Repeat the data below exactly, dropping any pictures it holds.

═══

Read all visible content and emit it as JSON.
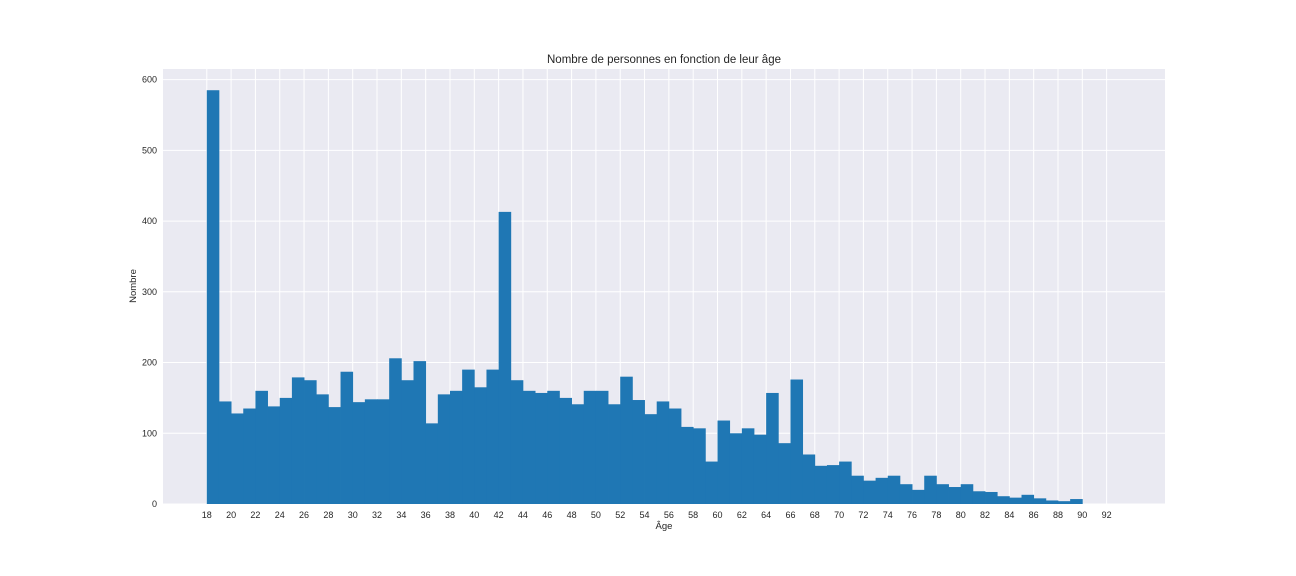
{
  "chart_data": {
    "type": "bar",
    "title": "Nombre de personnes en fonction de leur âge",
    "xlabel": "Âge",
    "ylabel": "Nombre",
    "x_bin_edges_start": 18,
    "bin_width_years": 1.0,
    "values": [
      585,
      145,
      128,
      135,
      160,
      138,
      150,
      179,
      175,
      155,
      137,
      187,
      144,
      148,
      148,
      206,
      175,
      202,
      114,
      155,
      160,
      190,
      165,
      190,
      413,
      175,
      160,
      157,
      160,
      150,
      141,
      160,
      160,
      141,
      180,
      147,
      127,
      145,
      135,
      109,
      107,
      60,
      118,
      100,
      107,
      98,
      157,
      86,
      176,
      70,
      54,
      55,
      60,
      40,
      33,
      37,
      40,
      28,
      20,
      40,
      28,
      24,
      28,
      18,
      17,
      11,
      9,
      13,
      8,
      5,
      4,
      7
    ],
    "xticks": [
      18,
      20,
      22,
      24,
      26,
      28,
      30,
      32,
      34,
      36,
      38,
      40,
      42,
      44,
      46,
      48,
      50,
      52,
      54,
      56,
      58,
      60,
      62,
      64,
      66,
      68,
      70,
      72,
      74,
      76,
      78,
      80,
      82,
      84,
      86,
      88,
      90,
      92
    ],
    "yticks": [
      0,
      100,
      200,
      300,
      400,
      500,
      600
    ],
    "xlim": [
      14.4,
      96.8
    ],
    "ylim": [
      0,
      615
    ],
    "grid": true,
    "colors": {
      "bar": "#1f77b4",
      "background": "#eaeaf2",
      "grid": "#ffffff"
    }
  }
}
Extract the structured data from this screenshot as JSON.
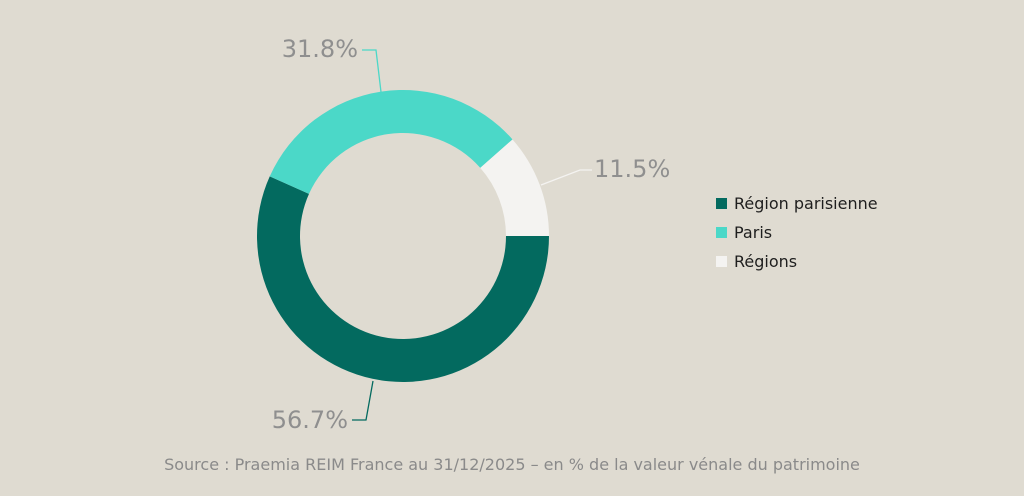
{
  "chart_data": {
    "type": "pie",
    "variant": "donut",
    "categories": [
      "Région parisienne",
      "Paris",
      "Régions"
    ],
    "values": [
      56.7,
      31.8,
      11.5
    ],
    "labels": [
      "56.7%",
      "31.8%",
      "11.5%"
    ],
    "colors": [
      "#036a5f",
      "#4bd8c8",
      "#f4f3f1"
    ],
    "legend_position": "right"
  },
  "legend": {
    "items": [
      {
        "label": "Région parisienne",
        "color": "#036a5f"
      },
      {
        "label": "Paris",
        "color": "#4bd8c8"
      },
      {
        "label": "Régions",
        "color": "#f4f3f1"
      }
    ]
  },
  "source": "Source : Praemia REIM France au 31/12/2025 – en % de la valeur vénale du patrimoine",
  "colors": {
    "background": "#dfdbd1",
    "label_text": "#8f8f8f",
    "leader_line_paris": "#4bd8c8",
    "leader_line_regions": "#f4f3f1",
    "leader_line_region_parisienne": "#036a5f"
  }
}
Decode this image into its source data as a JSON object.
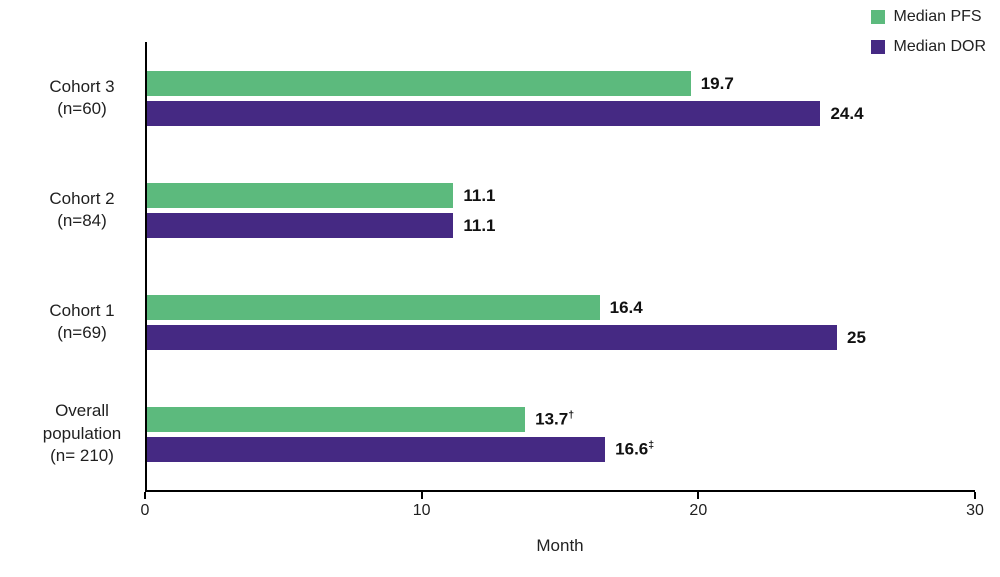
{
  "chart_data": {
    "type": "bar",
    "orientation": "horizontal",
    "title": "",
    "categories": [
      "Cohort 3\n(n=60)",
      "Cohort 2\n(n=84)",
      "Cohort 1\n(n=69)",
      "Overall\npopulation\n(n= 210)"
    ],
    "series": [
      {
        "name": "Median PFS",
        "color": "#5cba7d",
        "values": [
          19.7,
          11.1,
          16.4,
          13.7
        ],
        "value_labels": [
          "19.7",
          "11.1",
          "16.4",
          "13.7†"
        ]
      },
      {
        "name": "Median DOR",
        "color": "#452983",
        "values": [
          24.4,
          11.1,
          25,
          16.6
        ],
        "value_labels": [
          "24.4",
          "11.1",
          "25",
          "16.6‡"
        ]
      }
    ],
    "xlabel": "Month",
    "ylabel": "",
    "xlim": [
      0,
      30
    ],
    "xticks": [
      0,
      10,
      20,
      30
    ],
    "grid": false,
    "legend_position": "top-right",
    "axis_color": "#000000",
    "background": "#ffffff"
  }
}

═══

WORKED ANSWER:
Read all visible content and emit it as JSON.
{
  "chart_data": {
    "type": "bar",
    "title": "Nombre de personnes en fonction de leur âge",
    "xlabel": "Âge",
    "ylabel": "Nombre",
    "x_bin_edges_start": 18,
    "bin_width_years": 1.0,
    "values": [
      585,
      145,
      128,
      135,
      160,
      138,
      150,
      179,
      175,
      155,
      137,
      187,
      144,
      148,
      148,
      206,
      175,
      202,
      114,
      155,
      160,
      190,
      165,
      190,
      413,
      175,
      160,
      157,
      160,
      150,
      141,
      160,
      160,
      141,
      180,
      147,
      127,
      145,
      135,
      109,
      107,
      60,
      118,
      100,
      107,
      98,
      157,
      86,
      176,
      70,
      54,
      55,
      60,
      40,
      33,
      37,
      40,
      28,
      20,
      40,
      28,
      24,
      28,
      18,
      17,
      11,
      9,
      13,
      8,
      5,
      4,
      7
    ],
    "xticks": [
      18,
      20,
      22,
      24,
      26,
      28,
      30,
      32,
      34,
      36,
      38,
      40,
      42,
      44,
      46,
      48,
      50,
      52,
      54,
      56,
      58,
      60,
      62,
      64,
      66,
      68,
      70,
      72,
      74,
      76,
      78,
      80,
      82,
      84,
      86,
      88,
      90,
      92
    ],
    "yticks": [
      0,
      100,
      200,
      300,
      400,
      500,
      600
    ],
    "xlim": [
      14.4,
      96.8
    ],
    "ylim": [
      0,
      615
    ],
    "grid": true,
    "colors": {
      "bar": "#1f77b4",
      "background": "#eaeaf2",
      "grid": "#ffffff"
    }
  }
}
Extract the structured data from this screenshot as JSON.
{
  "chart_data": {
    "type": "pie",
    "variant": "donut",
    "categories": [
      "Région parisienne",
      "Paris",
      "Régions"
    ],
    "values": [
      56.7,
      31.8,
      11.5
    ],
    "labels": [
      "56.7%",
      "31.8%",
      "11.5%"
    ],
    "colors": [
      "#036a5f",
      "#4bd8c8",
      "#f4f3f1"
    ],
    "legend_position": "right"
  },
  "legend": {
    "items": [
      {
        "label": "Région parisienne",
        "color": "#036a5f"
      },
      {
        "label": "Paris",
        "color": "#4bd8c8"
      },
      {
        "label": "Régions",
        "color": "#f4f3f1"
      }
    ]
  },
  "source": "Source : Praemia REIM France au 31/12/2025 – en % de la valeur vénale du patrimoine",
  "colors": {
    "background": "#dfdbd1",
    "label_text": "#8f8f8f",
    "leader_line_paris": "#4bd8c8",
    "leader_line_regions": "#f4f3f1",
    "leader_line_region_parisienne": "#036a5f"
  }
}
Decode this image into its source data as a JSON object.
{
  "chart_data": {
    "type": "bar",
    "orientation": "horizontal",
    "title": "",
    "categories": [
      "Cohort 3\n(n=60)",
      "Cohort 2\n(n=84)",
      "Cohort 1\n(n=69)",
      "Overall\npopulation\n(n= 210)"
    ],
    "series": [
      {
        "name": "Median PFS",
        "color": "#5cba7d",
        "values": [
          19.7,
          11.1,
          16.4,
          13.7
        ],
        "value_labels": [
          "19.7",
          "11.1",
          "16.4",
          "13.7†"
        ]
      },
      {
        "name": "Median DOR",
        "color": "#452983",
        "values": [
          24.4,
          11.1,
          25,
          16.6
        ],
        "value_labels": [
          "24.4",
          "11.1",
          "25",
          "16.6‡"
        ]
      }
    ],
    "xlabel": "Month",
    "ylabel": "",
    "xlim": [
      0,
      30
    ],
    "xticks": [
      0,
      10,
      20,
      30
    ],
    "grid": false,
    "legend_position": "top-right",
    "axis_color": "#000000",
    "background": "#ffffff"
  }
}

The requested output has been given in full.